> _INPUT_:
_ _ _ _ _ _ _
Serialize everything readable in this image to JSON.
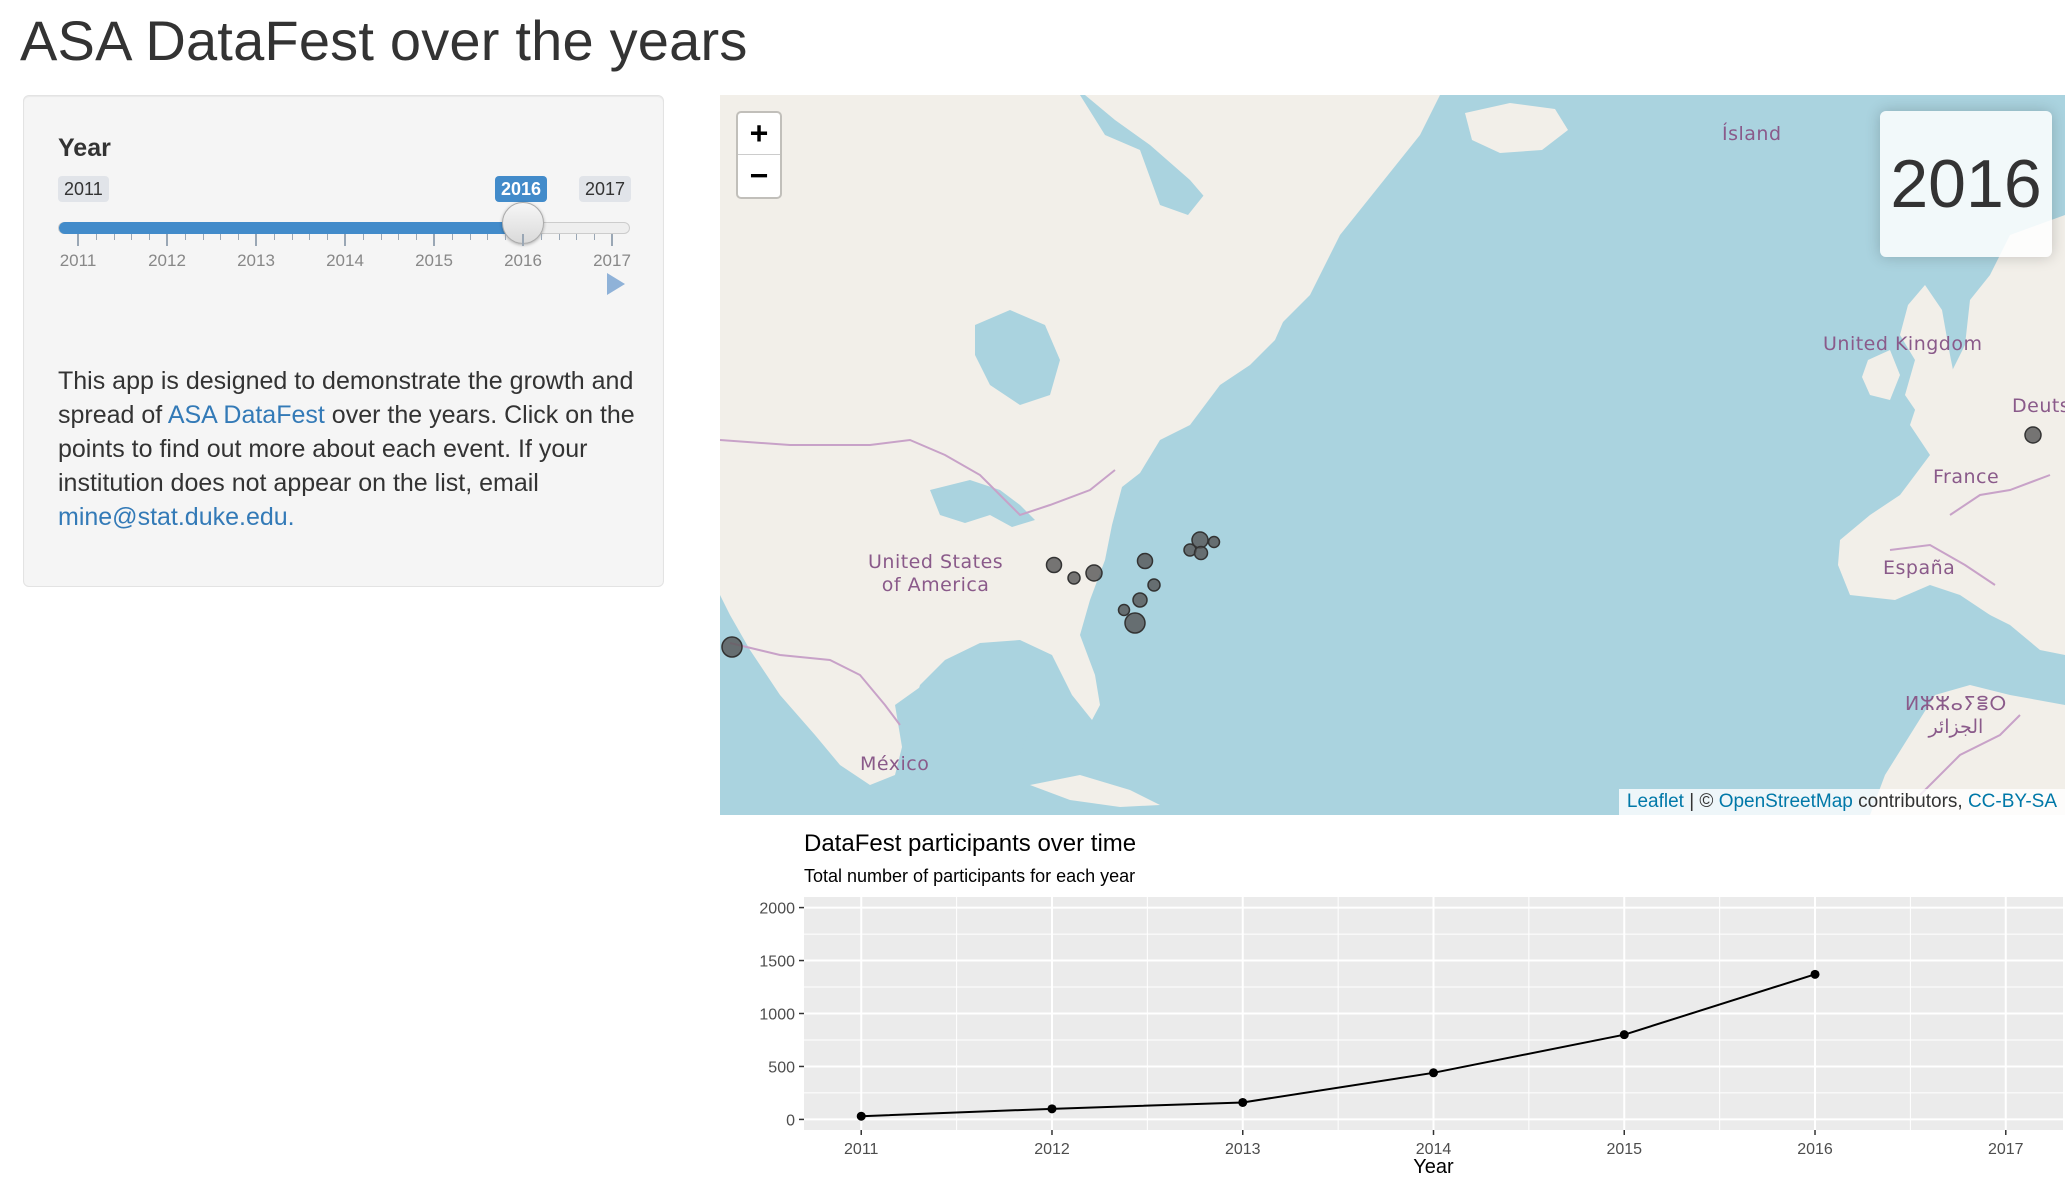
{
  "page": {
    "title": "ASA DataFest over the years"
  },
  "sidebar": {
    "slider": {
      "label": "Year",
      "min": 2011,
      "max": 2017,
      "value": 2016,
      "min_label": "2011",
      "max_label": "2017",
      "value_label": "2016",
      "ticks": [
        "2011",
        "2012",
        "2013",
        "2014",
        "2015",
        "2016",
        "2017"
      ],
      "play_icon": "play-icon"
    },
    "intro": {
      "part1": "This app is designed to demonstrate the growth and spread of ",
      "link1": "ASA DataFest",
      "part2": " over the years. Click on the points to find out more about each event. If your institution does not appear on the list, email ",
      "link2": "mine@stat.duke.edu."
    }
  },
  "map": {
    "year_display": "2016",
    "zoom_in": "+",
    "zoom_out": "−",
    "labels": {
      "island": "Ísland",
      "united_kingdom": "United Kingdom",
      "deutschland": "Deutsc",
      "france": "France",
      "espana": "España",
      "usa_line1": "United States",
      "usa_line2": "of America",
      "mexico": "México",
      "algeria_line1": "ⵍⵣⵣⴰⵢⴻⵔ",
      "algeria_line2": "الجزائر"
    },
    "attribution": {
      "leaflet": "Leaflet",
      "sep": " | © ",
      "osm": "OpenStreetMap",
      "contrib": " contributors, ",
      "license": "CC-BY-SA"
    },
    "colors": {
      "water": "#aad3df",
      "land": "#f2efe9",
      "border": "#c8a2c8",
      "marker": "#555555"
    }
  },
  "chart_data": {
    "type": "line",
    "title": "DataFest participants over time",
    "subtitle": "Total number of participants for each year",
    "xlabel": "Year",
    "ylabel": "",
    "x": [
      2011,
      2012,
      2013,
      2014,
      2015,
      2016
    ],
    "values": [
      30,
      100,
      160,
      440,
      800,
      1370
    ],
    "xlim": [
      2010.7,
      2017.3
    ],
    "ylim": [
      -100,
      2100
    ],
    "xticks": [
      2011,
      2012,
      2013,
      2014,
      2015,
      2016,
      2017
    ],
    "yticks": [
      0,
      500,
      1000,
      1500,
      2000
    ],
    "grid": true,
    "colors": {
      "panel": "#ebebeb",
      "grid": "#ffffff",
      "line": "#000000"
    }
  }
}
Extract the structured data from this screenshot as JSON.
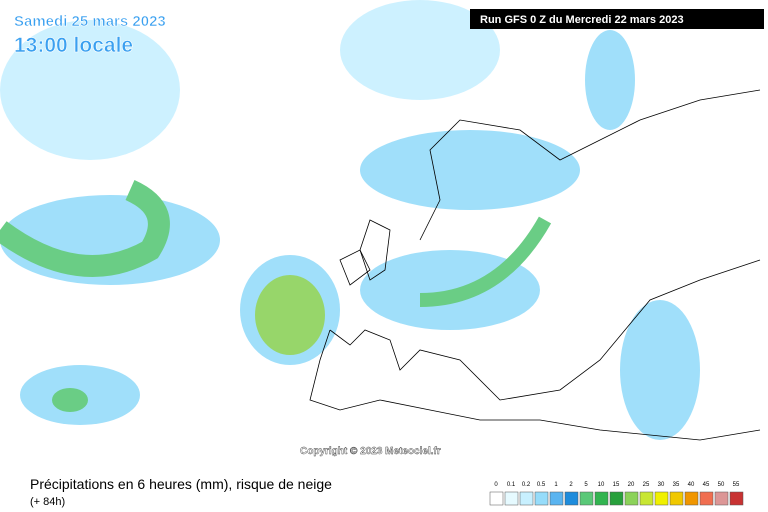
_ _ _ _ _ _ _
Review the material and copy each line in which the word "years" appears.

    "title": "ASA DataFest over the years"
      "part2": " over the years. Click on the points to find out more about each event. If your institution does not appear on the list, email ",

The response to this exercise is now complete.